→ Your goal
Can the data below be echoed back word for word?
####################
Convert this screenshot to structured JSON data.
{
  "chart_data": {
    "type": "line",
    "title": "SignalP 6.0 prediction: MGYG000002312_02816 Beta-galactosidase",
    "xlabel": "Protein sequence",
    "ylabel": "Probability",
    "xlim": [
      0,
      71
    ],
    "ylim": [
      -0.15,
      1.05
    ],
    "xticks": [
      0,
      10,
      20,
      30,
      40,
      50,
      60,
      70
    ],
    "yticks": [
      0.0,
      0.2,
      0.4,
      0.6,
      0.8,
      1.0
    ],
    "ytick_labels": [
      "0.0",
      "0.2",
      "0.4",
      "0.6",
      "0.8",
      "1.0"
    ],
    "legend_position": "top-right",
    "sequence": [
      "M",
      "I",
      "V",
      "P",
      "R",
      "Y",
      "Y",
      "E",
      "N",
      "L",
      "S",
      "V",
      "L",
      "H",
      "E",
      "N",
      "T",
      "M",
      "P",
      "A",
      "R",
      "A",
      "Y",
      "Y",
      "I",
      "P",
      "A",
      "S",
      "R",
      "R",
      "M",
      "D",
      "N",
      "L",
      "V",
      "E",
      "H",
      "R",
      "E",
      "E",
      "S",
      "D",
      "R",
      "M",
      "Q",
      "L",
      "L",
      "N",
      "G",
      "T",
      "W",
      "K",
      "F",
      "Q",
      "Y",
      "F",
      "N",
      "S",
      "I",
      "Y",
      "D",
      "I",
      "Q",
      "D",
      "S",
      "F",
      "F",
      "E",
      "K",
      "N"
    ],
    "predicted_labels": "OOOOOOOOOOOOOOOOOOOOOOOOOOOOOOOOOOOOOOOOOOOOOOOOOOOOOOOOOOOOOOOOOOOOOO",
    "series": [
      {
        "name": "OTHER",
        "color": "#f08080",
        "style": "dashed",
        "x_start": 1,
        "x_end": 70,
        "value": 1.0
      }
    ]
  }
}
####################
→ Output for this task
Convert this screenshot to structured JSON data.
{
  "chart_data": {
    "type": "line",
    "title": "SignalP 6.0 prediction: MGYG000002312_02816 Beta-galactosidase",
    "xlabel": "Protein sequence",
    "ylabel": "Probability",
    "xlim": [
      0,
      71
    ],
    "ylim": [
      -0.15,
      1.05
    ],
    "xticks": [
      0,
      10,
      20,
      30,
      40,
      50,
      60,
      70
    ],
    "yticks": [
      0.0,
      0.2,
      0.4,
      0.6,
      0.8,
      1.0
    ],
    "ytick_labels": [
      "0.0",
      "0.2",
      "0.4",
      "0.6",
      "0.8",
      "1.0"
    ],
    "legend_position": "top-right",
    "sequence": [
      "M",
      "I",
      "V",
      "P",
      "R",
      "Y",
      "Y",
      "E",
      "N",
      "L",
      "S",
      "V",
      "L",
      "H",
      "E",
      "N",
      "T",
      "M",
      "P",
      "A",
      "R",
      "A",
      "Y",
      "Y",
      "I",
      "P",
      "A",
      "S",
      "R",
      "R",
      "M",
      "D",
      "N",
      "L",
      "V",
      "E",
      "H",
      "R",
      "E",
      "E",
      "S",
      "D",
      "R",
      "M",
      "Q",
      "L",
      "L",
      "N",
      "G",
      "T",
      "W",
      "K",
      "F",
      "Q",
      "Y",
      "F",
      "N",
      "S",
      "I",
      "Y",
      "D",
      "I",
      "Q",
      "D",
      "S",
      "F",
      "F",
      "E",
      "K",
      "N"
    ],
    "predicted_labels": "OOOOOOOOOOOOOOOOOOOOOOOOOOOOOOOOOOOOOOOOOOOOOOOOOOOOOOOOOOOOOOOOOOOOOO",
    "series": [
      {
        "name": "OTHER",
        "color": "#f08080",
        "style": "dashed",
        "x_start": 1,
        "x_end": 70,
        "value": 1.0
      }
    ]
  }
}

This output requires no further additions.